----- LISTED ENTRIES -----

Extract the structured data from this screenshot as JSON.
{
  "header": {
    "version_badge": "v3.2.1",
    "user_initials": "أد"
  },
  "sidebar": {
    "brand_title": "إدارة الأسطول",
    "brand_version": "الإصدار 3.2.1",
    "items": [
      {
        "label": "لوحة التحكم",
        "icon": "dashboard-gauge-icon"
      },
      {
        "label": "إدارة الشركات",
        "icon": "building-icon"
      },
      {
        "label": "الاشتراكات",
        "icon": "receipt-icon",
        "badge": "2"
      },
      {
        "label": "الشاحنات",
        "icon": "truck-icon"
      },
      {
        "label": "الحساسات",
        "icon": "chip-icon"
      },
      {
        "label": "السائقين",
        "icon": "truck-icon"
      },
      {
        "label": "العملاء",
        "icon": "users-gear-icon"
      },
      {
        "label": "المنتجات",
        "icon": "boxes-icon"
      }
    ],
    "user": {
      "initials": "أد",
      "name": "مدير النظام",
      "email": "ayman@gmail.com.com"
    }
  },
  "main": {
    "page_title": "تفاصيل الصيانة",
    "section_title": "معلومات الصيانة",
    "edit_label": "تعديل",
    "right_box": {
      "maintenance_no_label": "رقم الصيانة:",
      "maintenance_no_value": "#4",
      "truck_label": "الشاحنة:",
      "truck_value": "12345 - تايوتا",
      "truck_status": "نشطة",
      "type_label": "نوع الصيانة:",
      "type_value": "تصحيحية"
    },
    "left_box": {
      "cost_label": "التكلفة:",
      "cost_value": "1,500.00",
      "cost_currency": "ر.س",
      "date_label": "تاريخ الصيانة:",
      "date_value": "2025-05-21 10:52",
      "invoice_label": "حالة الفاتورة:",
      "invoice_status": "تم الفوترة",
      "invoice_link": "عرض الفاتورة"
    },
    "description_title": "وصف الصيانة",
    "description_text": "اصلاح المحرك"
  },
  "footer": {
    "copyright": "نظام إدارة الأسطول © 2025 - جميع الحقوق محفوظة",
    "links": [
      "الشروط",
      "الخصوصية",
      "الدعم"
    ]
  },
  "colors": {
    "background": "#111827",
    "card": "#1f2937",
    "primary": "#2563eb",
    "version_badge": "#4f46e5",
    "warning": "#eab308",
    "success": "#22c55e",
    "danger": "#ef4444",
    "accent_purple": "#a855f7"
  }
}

-----

Look through the material above. Copy each line where the word "إدارة" appears.

### RESULT OF THE TASK
    "brand_title": "إدارة الأسطول",
        "label": "إدارة الشركات",
    "copyright": "نظام إدارة الأسطول © 2025 - جميع الحقوق محفوظة",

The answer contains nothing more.